■ **What the task requires**:
Within the data that follows, how many lines carry the string "color"? Give the number alone.
-- -- --
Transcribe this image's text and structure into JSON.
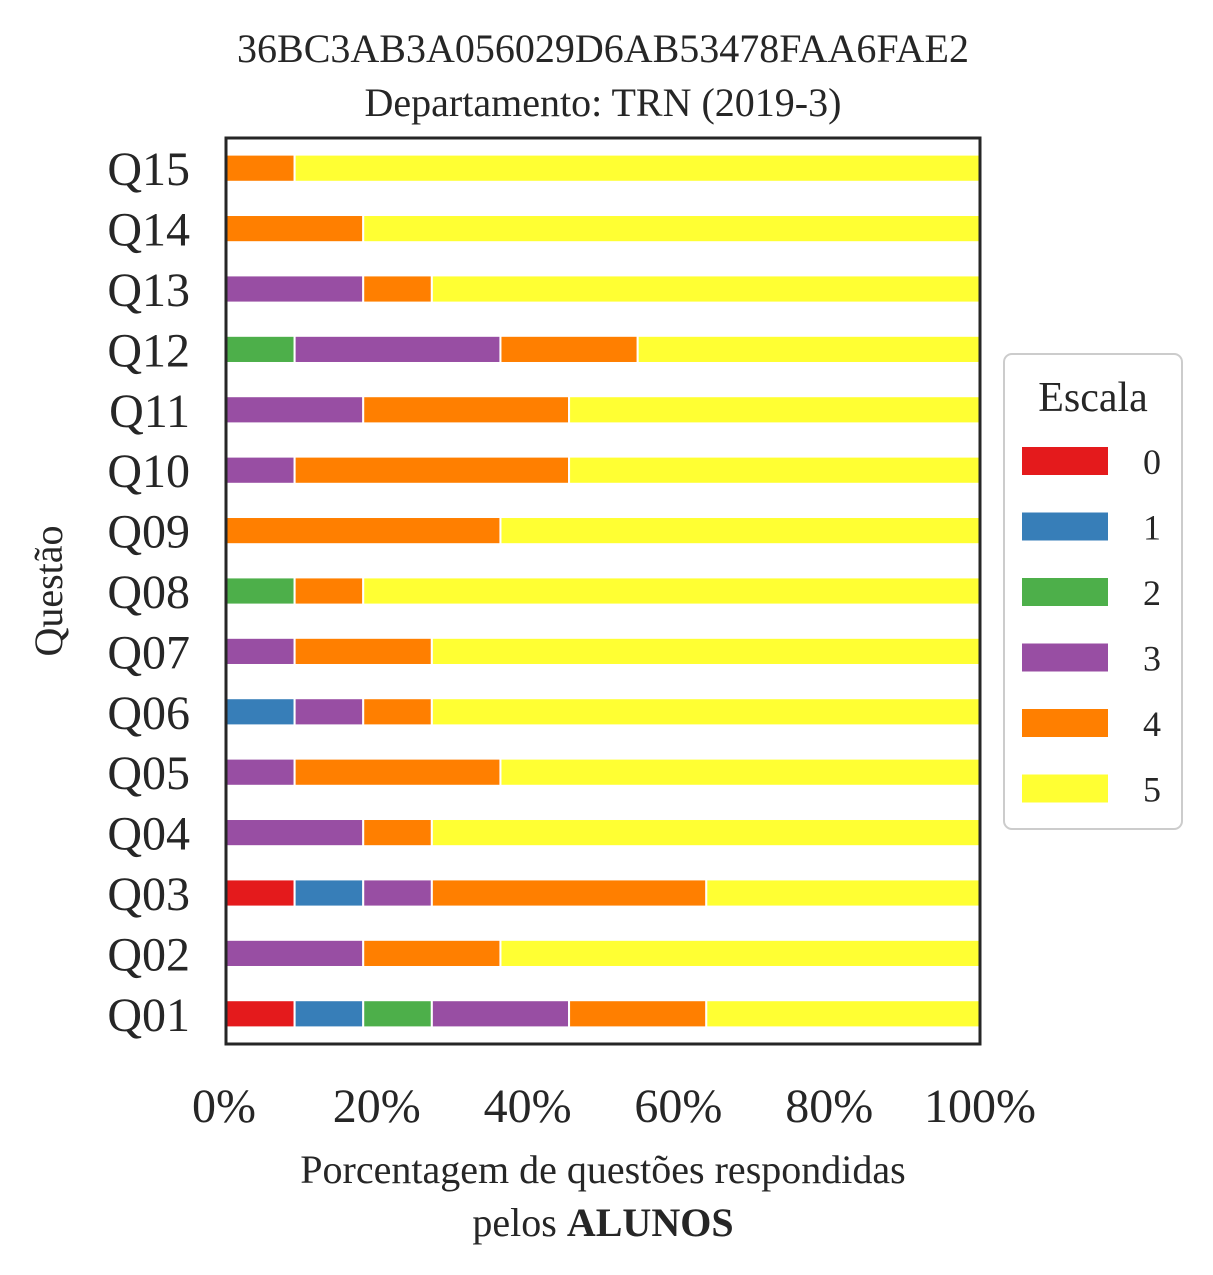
{
  "chart_data": {
    "type": "bar",
    "orientation": "horizontal",
    "stacked": true,
    "title": "36BC3AB3A056029D6AB53478FAA6FAE2",
    "subtitle": "Departamento: TRN (2019-3)",
    "xlabel_line1": "Porcentagem de questões respondidas",
    "xlabel_line2_prefix": "pelos ",
    "xlabel_line2_bold": "ALUNOS",
    "ylabel": "Questão",
    "xlim": [
      0,
      100
    ],
    "xticks": [
      "0%",
      "20%",
      "40%",
      "60%",
      "80%",
      "100%"
    ],
    "xtick_values": [
      0,
      20,
      40,
      60,
      80,
      100
    ],
    "grid": false,
    "categories": [
      "Q01",
      "Q02",
      "Q03",
      "Q04",
      "Q05",
      "Q06",
      "Q07",
      "Q08",
      "Q09",
      "Q10",
      "Q11",
      "Q12",
      "Q13",
      "Q14",
      "Q15"
    ],
    "legend": {
      "title": "Escala",
      "placement": "right"
    },
    "series": [
      {
        "name": "0",
        "color": "#e41a1c",
        "values": [
          9.1,
          0,
          9.1,
          0,
          0,
          0,
          0,
          0,
          0,
          0,
          0,
          0,
          0,
          0,
          0
        ]
      },
      {
        "name": "1",
        "color": "#377eb8",
        "values": [
          9.1,
          0,
          9.1,
          0,
          0,
          9.1,
          0,
          0,
          0,
          0,
          0,
          0,
          0,
          0,
          0
        ]
      },
      {
        "name": "2",
        "color": "#4daf4a",
        "values": [
          9.1,
          0,
          0,
          0,
          0,
          0,
          0,
          9.1,
          0,
          0,
          0,
          9.1,
          0,
          0,
          0
        ]
      },
      {
        "name": "3",
        "color": "#984ea3",
        "values": [
          18.2,
          18.2,
          9.1,
          18.2,
          9.1,
          9.1,
          9.1,
          0,
          0,
          9.1,
          18.2,
          27.3,
          18.2,
          0,
          0
        ]
      },
      {
        "name": "4",
        "color": "#ff7f00",
        "values": [
          18.2,
          18.2,
          36.4,
          9.1,
          27.3,
          9.1,
          18.2,
          9.1,
          36.4,
          36.4,
          27.3,
          18.2,
          9.1,
          18.2,
          9.1
        ]
      },
      {
        "name": "5",
        "color": "#ffff33",
        "values": [
          36.4,
          63.6,
          36.4,
          72.7,
          63.6,
          72.7,
          72.7,
          81.8,
          63.6,
          54.5,
          54.5,
          45.5,
          72.7,
          81.8,
          90.9
        ]
      }
    ]
  }
}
-- -- --
■ **Full response**:
6